▶ _What you need to do_:
Would you reproduce each line below exactly, leaving every picture out?

▶ _Available data_:

—————

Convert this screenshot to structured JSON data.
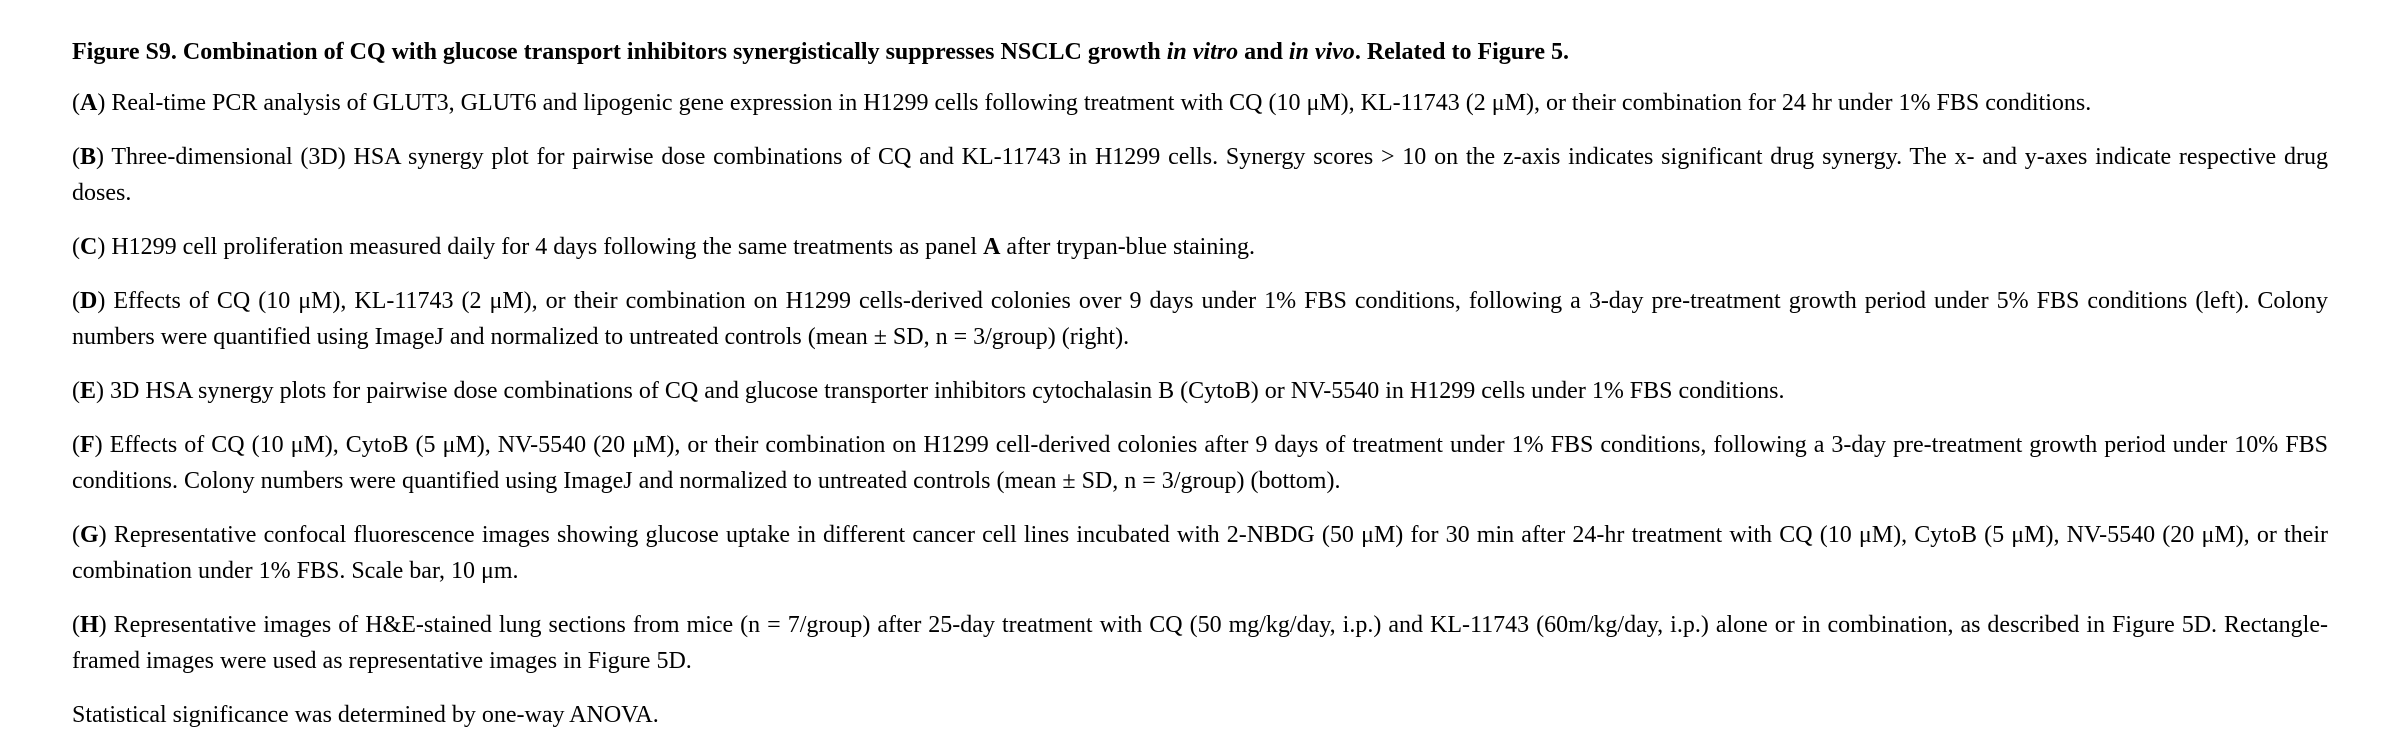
{
  "title": {
    "lead": "Figure S9. Combination of CQ with glucose transport inhibitors synergistically suppresses NSCLC growth ",
    "italic1": "in vitro",
    "mid": " and ",
    "italic2": "in vivo",
    "tail": ". Related to Figure 5."
  },
  "paragraphs": {
    "A": {
      "label": "A",
      "text": "Real-time PCR analysis of GLUT3, GLUT6 and lipogenic gene expression in H1299 cells following treatment with CQ (10 μM), KL-11743 (2 μM), or their combination for 24 hr under 1% FBS conditions."
    },
    "B": {
      "label": "B",
      "text": "Three-dimensional (3D) HSA synergy plot for pairwise dose combinations of CQ and KL-11743 in H1299 cells. Synergy scores > 10 on the z-axis indicates significant drug synergy. The x- and y-axes indicate respective drug doses."
    },
    "C": {
      "label": "C",
      "text_before": "H1299 cell proliferation measured daily for 4 days following the same treatments as panel ",
      "bold_ref": "A",
      "text_after": " after trypan-blue staining."
    },
    "D": {
      "label": "D",
      "text": "Effects of CQ (10 μM), KL-11743 (2 μM), or their combination on H1299 cells-derived colonies over 9 days under 1% FBS conditions, following a 3-day pre-treatment growth period under 5% FBS conditions (left). Colony numbers were quantified using ImageJ and normalized to untreated controls (mean ± SD, n = 3/group) (right)."
    },
    "E": {
      "label": "E",
      "text": "3D HSA synergy plots for pairwise dose combinations of CQ and glucose transporter inhibitors cytochalasin B (CytoB) or NV-5540 in H1299 cells under 1% FBS conditions."
    },
    "F": {
      "label": "F",
      "text": "Effects of CQ (10 μM), CytoB (5 μM), NV-5540 (20 μM), or their combination on H1299 cell-derived colonies after 9 days of treatment under 1% FBS conditions, following a 3-day pre-treatment growth period under 10% FBS conditions. Colony numbers were quantified using ImageJ and normalized to untreated controls (mean ± SD, n = 3/group) (bottom)."
    },
    "G": {
      "label": "G",
      "text": "Representative confocal fluorescence images showing glucose uptake in different cancer cell lines incubated with 2-NBDG (50 μM) for 30 min after 24-hr treatment with CQ (10 μM), CytoB (5 μM), NV-5540 (20 μM), or their combination under 1% FBS. Scale bar, 10 μm."
    },
    "H": {
      "label": "H",
      "text": "Representative images of H&E-stained lung sections from mice (n = 7/group) after 25-day treatment with CQ (50 mg/kg/day, i.p.) and KL-11743 (60m/kg/day, i.p.) alone or in combination, as described in Figure 5D. Rectangle-framed images were used as representative images in Figure 5D."
    }
  },
  "statistics": "Statistical significance was determined by one-way ANOVA."
}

—————

▶ _Answer area_:
Convert this screenshot to structured JSON data.
{
  "title": {
    "lead": "Figure S9. Combination of CQ with glucose transport inhibitors synergistically suppresses NSCLC growth ",
    "italic1": "in vitro",
    "mid": " and ",
    "italic2": "in vivo",
    "tail": ". Related to Figure 5."
  },
  "paragraphs": {
    "A": {
      "label": "A",
      "text": "Real-time PCR analysis of GLUT3, GLUT6 and lipogenic gene expression in H1299 cells following treatment with CQ (10 μM), KL-11743 (2 μM), or their combination for 24 hr under 1% FBS conditions."
    },
    "B": {
      "label": "B",
      "text": "Three-dimensional (3D) HSA synergy plot for pairwise dose combinations of CQ and KL-11743 in H1299 cells. Synergy scores > 10 on the z-axis indicates significant drug synergy. The x- and y-axes indicate respective drug doses."
    },
    "C": {
      "label": "C",
      "text_before": "H1299 cell proliferation measured daily for 4 days following the same treatments as panel ",
      "bold_ref": "A",
      "text_after": " after trypan-blue staining."
    },
    "D": {
      "label": "D",
      "text": "Effects of CQ (10 μM), KL-11743 (2 μM), or their combination on H1299 cells-derived colonies over 9 days under 1% FBS conditions, following a 3-day pre-treatment growth period under 5% FBS conditions (left). Colony numbers were quantified using ImageJ and normalized to untreated controls (mean ± SD, n = 3/group) (right)."
    },
    "E": {
      "label": "E",
      "text": "3D HSA synergy plots for pairwise dose combinations of CQ and glucose transporter inhibitors cytochalasin B (CytoB) or NV-5540 in H1299 cells under 1% FBS conditions."
    },
    "F": {
      "label": "F",
      "text": "Effects of CQ (10 μM), CytoB (5 μM), NV-5540 (20 μM), or their combination on H1299 cell-derived colonies after 9 days of treatment under 1% FBS conditions, following a 3-day pre-treatment growth period under 10% FBS conditions. Colony numbers were quantified using ImageJ and normalized to untreated controls (mean ± SD, n = 3/group) (bottom)."
    },
    "G": {
      "label": "G",
      "text": "Representative confocal fluorescence images showing glucose uptake in different cancer cell lines incubated with 2-NBDG (50 μM) for 30 min after 24-hr treatment with CQ (10 μM), CytoB (5 μM), NV-5540 (20 μM), or their combination under 1% FBS. Scale bar, 10 μm."
    },
    "H": {
      "label": "H",
      "text": "Representative images of H&E-stained lung sections from mice (n = 7/group) after 25-day treatment with CQ (50 mg/kg/day, i.p.) and KL-11743 (60m/kg/day, i.p.) alone or in combination, as described in Figure 5D. Rectangle-framed images were used as representative images in Figure 5D."
    }
  },
  "statistics": "Statistical significance was determined by one-way ANOVA."
}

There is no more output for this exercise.